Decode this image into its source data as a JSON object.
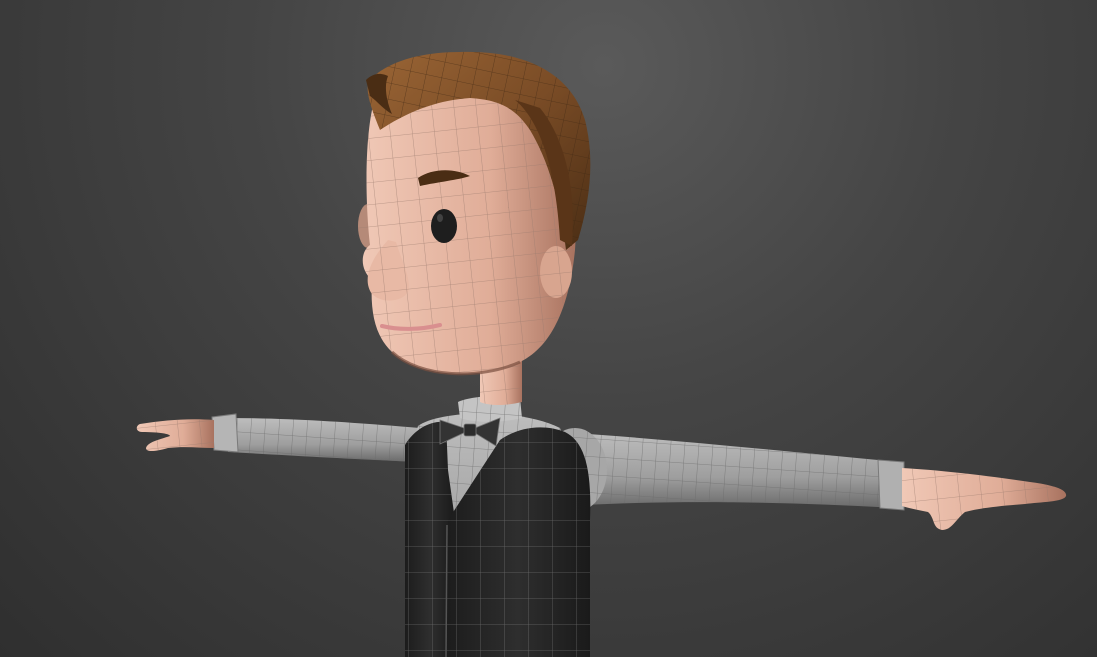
{
  "viewport": {
    "background_top": "#5a5a5a",
    "background_bottom": "#2f2f2f",
    "view": "perspective"
  },
  "scene": {
    "model": "cartoon-character",
    "pose": "T-pose",
    "display_mode": "shaded-with-wireframe",
    "wire_color": "#8a8a8a",
    "colors": {
      "skin": "#e2b39f",
      "skin_shadow": "#9b6d5c",
      "hair": "#6e4423",
      "hair_highlight": "#9a6535",
      "shirt": "#a9a9a9",
      "shirt_shadow": "#6d6d6d",
      "vest": "#2a2a2a",
      "bowtie": "#3a3a3a",
      "eye": "#1e1e1e",
      "lip": "#d98f8f"
    }
  }
}
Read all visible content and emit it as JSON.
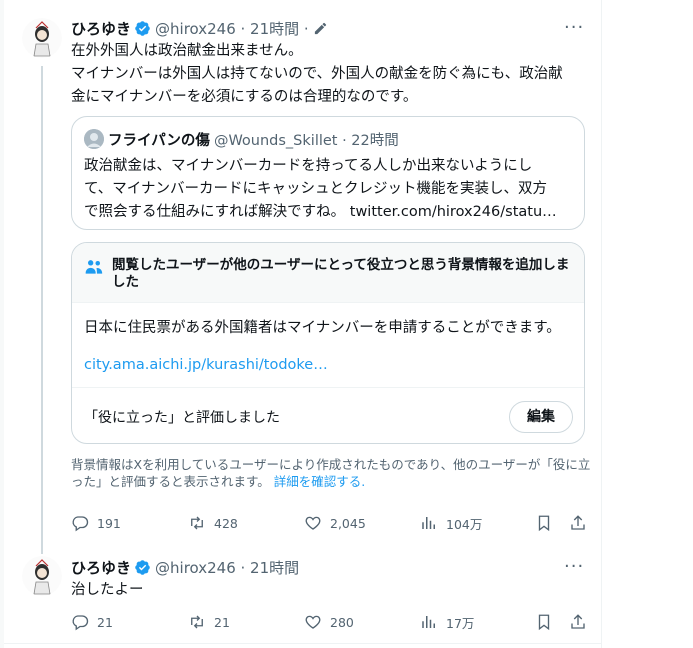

---

◆ **What is needed**:
Set down all the data again exactly as above, pictures excluded.

◆ **Exercise solution**:
Decode this image into its source data as a JSON object.
{
  "viewport": {
    "background_top": "#5a5a5a",
    "background_bottom": "#2f2f2f",
    "view": "perspective"
  },
  "scene": {
    "model": "cartoon-character",
    "pose": "T-pose",
    "display_mode": "shaded-with-wireframe",
    "wire_color": "#8a8a8a",
    "colors": {
      "skin": "#e2b39f",
      "skin_shadow": "#9b6d5c",
      "hair": "#6e4423",
      "hair_highlight": "#9a6535",
      "shirt": "#a9a9a9",
      "shirt_shadow": "#6d6d6d",
      "vest": "#2a2a2a",
      "bowtie": "#3a3a3a",
      "eye": "#1e1e1e",
      "lip": "#d98f8f"
    }
  }
}
Read all visible content and emit it as JSON.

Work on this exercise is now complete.